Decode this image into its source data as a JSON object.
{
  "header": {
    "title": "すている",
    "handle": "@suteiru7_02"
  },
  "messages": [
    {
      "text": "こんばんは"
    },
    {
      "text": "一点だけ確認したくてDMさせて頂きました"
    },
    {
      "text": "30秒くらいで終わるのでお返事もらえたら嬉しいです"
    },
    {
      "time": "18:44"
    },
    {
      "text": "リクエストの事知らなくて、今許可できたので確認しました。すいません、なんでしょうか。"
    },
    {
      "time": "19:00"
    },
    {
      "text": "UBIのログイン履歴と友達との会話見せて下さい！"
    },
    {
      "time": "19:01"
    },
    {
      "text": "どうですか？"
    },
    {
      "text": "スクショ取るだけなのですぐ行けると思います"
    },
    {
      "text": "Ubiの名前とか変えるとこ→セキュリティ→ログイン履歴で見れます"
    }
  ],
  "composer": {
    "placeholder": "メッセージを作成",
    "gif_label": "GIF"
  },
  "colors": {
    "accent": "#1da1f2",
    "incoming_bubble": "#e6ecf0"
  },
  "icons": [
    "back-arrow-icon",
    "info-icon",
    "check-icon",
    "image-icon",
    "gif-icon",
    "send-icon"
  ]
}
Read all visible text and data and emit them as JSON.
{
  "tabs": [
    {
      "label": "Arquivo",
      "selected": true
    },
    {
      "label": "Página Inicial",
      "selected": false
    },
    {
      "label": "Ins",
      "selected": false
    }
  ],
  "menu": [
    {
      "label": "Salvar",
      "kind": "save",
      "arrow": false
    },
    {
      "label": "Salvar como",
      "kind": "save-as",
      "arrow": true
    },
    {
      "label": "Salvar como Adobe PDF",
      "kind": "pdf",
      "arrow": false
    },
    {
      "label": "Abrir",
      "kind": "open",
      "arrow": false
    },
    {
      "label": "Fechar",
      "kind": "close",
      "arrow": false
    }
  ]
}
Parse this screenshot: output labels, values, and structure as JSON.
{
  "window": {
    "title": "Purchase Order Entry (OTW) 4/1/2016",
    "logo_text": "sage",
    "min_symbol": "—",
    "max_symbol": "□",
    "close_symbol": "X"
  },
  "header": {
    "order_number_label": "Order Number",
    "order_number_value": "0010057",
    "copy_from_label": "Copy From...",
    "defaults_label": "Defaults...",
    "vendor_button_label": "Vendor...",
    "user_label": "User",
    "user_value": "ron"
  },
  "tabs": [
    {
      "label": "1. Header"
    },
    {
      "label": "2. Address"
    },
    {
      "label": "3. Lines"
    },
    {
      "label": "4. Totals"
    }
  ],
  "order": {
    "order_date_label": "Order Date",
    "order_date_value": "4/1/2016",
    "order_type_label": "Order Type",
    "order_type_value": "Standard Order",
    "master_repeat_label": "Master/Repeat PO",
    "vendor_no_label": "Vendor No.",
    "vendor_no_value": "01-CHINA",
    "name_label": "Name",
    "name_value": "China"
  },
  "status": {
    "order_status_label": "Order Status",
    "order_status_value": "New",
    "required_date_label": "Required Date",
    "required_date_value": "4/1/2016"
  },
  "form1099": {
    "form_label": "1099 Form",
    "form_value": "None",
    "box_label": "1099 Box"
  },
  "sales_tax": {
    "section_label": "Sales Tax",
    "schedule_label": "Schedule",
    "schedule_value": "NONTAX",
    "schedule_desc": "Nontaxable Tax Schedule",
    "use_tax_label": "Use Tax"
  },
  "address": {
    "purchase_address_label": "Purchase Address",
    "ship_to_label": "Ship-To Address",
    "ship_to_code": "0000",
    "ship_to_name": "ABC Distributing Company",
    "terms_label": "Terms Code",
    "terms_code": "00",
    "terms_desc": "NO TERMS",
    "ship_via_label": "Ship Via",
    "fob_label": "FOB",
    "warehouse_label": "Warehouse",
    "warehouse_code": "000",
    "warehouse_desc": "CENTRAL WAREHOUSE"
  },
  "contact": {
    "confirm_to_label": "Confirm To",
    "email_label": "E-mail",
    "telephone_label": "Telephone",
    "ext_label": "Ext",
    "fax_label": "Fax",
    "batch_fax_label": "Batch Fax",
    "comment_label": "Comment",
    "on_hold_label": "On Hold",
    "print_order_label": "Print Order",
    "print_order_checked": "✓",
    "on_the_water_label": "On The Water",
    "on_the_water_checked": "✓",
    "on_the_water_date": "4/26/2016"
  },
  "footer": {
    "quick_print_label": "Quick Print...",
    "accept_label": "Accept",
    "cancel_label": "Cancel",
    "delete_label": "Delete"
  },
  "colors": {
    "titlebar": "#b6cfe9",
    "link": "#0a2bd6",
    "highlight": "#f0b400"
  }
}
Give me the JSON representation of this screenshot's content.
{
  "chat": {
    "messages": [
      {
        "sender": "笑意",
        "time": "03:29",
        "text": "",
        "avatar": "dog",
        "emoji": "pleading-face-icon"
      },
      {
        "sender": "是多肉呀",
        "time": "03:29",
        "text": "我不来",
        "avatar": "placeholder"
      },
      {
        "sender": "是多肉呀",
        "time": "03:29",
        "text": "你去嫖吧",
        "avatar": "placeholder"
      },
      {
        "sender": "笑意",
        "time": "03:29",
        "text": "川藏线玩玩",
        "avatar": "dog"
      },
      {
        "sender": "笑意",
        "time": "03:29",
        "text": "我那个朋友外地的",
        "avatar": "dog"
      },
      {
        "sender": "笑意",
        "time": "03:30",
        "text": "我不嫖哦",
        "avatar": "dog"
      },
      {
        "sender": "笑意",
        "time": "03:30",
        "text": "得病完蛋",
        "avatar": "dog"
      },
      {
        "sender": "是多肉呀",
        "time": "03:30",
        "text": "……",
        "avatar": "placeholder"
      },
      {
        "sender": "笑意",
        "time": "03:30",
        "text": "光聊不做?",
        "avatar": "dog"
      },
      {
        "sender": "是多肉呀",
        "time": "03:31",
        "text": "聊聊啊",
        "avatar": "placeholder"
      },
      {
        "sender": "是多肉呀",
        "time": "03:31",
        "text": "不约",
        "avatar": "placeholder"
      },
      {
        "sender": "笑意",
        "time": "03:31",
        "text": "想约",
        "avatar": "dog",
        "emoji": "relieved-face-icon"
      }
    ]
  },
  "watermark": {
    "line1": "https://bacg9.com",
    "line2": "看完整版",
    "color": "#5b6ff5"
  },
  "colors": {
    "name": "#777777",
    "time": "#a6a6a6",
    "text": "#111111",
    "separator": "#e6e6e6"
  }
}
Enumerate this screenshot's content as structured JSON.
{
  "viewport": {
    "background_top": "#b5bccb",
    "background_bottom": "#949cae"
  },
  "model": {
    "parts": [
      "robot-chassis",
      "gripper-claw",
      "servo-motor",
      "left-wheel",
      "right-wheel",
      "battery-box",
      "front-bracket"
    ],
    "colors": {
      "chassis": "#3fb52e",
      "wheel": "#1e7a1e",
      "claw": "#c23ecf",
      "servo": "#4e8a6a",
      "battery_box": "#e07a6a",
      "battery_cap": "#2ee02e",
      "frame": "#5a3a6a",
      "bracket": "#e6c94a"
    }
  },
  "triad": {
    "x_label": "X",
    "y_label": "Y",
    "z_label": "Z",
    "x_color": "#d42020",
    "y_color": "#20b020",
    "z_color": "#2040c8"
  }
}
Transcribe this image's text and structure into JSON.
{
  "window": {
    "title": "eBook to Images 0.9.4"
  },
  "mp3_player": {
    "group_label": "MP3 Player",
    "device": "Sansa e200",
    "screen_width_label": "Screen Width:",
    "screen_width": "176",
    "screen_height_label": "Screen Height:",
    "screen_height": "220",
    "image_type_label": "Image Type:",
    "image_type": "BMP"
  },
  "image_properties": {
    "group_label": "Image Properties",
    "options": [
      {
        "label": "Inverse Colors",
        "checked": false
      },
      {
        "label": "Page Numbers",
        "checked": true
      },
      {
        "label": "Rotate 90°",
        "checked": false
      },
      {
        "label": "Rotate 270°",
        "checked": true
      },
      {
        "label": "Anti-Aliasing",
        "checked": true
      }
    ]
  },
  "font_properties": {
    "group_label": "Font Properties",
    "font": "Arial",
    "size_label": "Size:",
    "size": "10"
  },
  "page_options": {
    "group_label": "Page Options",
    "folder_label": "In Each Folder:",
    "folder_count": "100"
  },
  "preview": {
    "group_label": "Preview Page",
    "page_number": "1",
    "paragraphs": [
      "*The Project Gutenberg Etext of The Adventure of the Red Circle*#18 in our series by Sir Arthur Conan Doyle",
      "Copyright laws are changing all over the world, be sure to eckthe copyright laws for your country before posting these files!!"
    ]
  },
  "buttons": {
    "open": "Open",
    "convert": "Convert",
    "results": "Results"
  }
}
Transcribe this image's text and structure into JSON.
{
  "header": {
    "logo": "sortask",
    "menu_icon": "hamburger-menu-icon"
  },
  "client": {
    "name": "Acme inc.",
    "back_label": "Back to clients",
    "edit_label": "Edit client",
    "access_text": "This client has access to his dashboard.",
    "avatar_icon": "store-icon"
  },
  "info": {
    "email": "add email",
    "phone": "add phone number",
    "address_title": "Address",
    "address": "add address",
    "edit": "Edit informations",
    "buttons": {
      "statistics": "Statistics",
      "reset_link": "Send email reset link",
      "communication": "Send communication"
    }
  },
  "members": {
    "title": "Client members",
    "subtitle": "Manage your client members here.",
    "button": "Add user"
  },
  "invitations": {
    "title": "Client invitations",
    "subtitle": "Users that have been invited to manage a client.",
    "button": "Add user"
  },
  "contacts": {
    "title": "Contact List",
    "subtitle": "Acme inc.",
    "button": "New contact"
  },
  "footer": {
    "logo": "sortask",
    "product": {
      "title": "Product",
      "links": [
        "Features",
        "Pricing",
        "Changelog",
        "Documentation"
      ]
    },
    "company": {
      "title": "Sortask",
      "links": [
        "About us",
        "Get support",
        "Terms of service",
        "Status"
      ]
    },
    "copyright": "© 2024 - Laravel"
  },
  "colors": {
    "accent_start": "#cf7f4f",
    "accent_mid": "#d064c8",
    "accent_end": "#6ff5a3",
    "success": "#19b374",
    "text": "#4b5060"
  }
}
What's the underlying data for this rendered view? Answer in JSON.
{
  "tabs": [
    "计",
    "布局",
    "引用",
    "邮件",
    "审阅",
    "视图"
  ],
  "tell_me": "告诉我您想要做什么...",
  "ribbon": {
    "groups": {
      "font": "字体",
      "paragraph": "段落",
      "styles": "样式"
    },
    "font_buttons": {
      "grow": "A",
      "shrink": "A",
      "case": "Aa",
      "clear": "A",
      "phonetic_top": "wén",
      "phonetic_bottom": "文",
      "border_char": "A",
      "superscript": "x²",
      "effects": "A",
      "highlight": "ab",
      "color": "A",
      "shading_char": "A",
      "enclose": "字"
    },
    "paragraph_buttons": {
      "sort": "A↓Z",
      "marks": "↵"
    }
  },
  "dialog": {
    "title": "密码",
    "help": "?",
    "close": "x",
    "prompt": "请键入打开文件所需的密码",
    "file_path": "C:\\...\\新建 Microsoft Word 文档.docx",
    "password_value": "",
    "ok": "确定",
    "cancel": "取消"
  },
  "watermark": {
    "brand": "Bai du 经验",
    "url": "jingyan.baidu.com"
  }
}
────────
Short task:
Count the lines in the records above that hold the word "JSON", and give only that number.

Completed exercise:
8